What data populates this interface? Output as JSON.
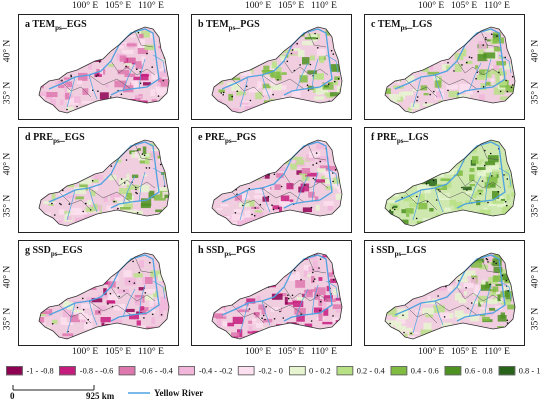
{
  "top_axis": [
    "100° E",
    "105° E",
    "110° E"
  ],
  "bottom_axis": [
    "100° E",
    "105° E",
    "110° E"
  ],
  "lat_labels": [
    "40° N",
    "35° N"
  ],
  "panels": [
    {
      "letter": "a",
      "var": "TEM",
      "sub": "ps",
      "stage": "EGS",
      "tone": "neg"
    },
    {
      "letter": "b",
      "var": "TEM",
      "sub": "ps",
      "stage": "PGS",
      "tone": "mix"
    },
    {
      "letter": "c",
      "var": "TEM",
      "sub": "ps",
      "stage": "LGS",
      "tone": "mix"
    },
    {
      "letter": "d",
      "var": "PRE",
      "sub": "ps",
      "stage": "EGS",
      "tone": "mix"
    },
    {
      "letter": "e",
      "var": "PRE",
      "sub": "ps",
      "stage": "PGS",
      "tone": "neg"
    },
    {
      "letter": "f",
      "var": "PRE",
      "sub": "ps",
      "stage": "LGS",
      "tone": "pos"
    },
    {
      "letter": "g",
      "var": "SSD",
      "sub": "ps",
      "stage": "EGS",
      "tone": "neg"
    },
    {
      "letter": "h",
      "var": "SSD",
      "sub": "ps",
      "stage": "PGS",
      "tone": "strongneg"
    },
    {
      "letter": "i",
      "var": "SSD",
      "sub": "ps",
      "stage": "LGS",
      "tone": "mix"
    }
  ],
  "legend": [
    {
      "label": "-1 - -0.8",
      "color": "#8e0152"
    },
    {
      "label": "-0.8 - -0.6",
      "color": "#c51b7d"
    },
    {
      "label": "-0.6 - -0.4",
      "color": "#de77ae"
    },
    {
      "label": "-0.4 - -0.2",
      "color": "#f1b6da"
    },
    {
      "label": "-0.2 - 0",
      "color": "#fde0ef"
    },
    {
      "label": "0 - 0.2",
      "color": "#e6f5d0"
    },
    {
      "label": "0.2 - 0.4",
      "color": "#b8e186"
    },
    {
      "label": "0.4 - 0.6",
      "color": "#7fbc41"
    },
    {
      "label": "0.6 - 0.8",
      "color": "#4d9221"
    },
    {
      "label": "0.8 - 1",
      "color": "#276419"
    }
  ],
  "scale": {
    "left": "0",
    "right": "925 km"
  },
  "river_label": "Yellow River",
  "colors": {
    "river": "#4fa3e0",
    "boundary": "#333333"
  }
}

REQUIRED TASK: How many of the lines above include the word "letter"? Respond with the number alone.

SOLUTION: 9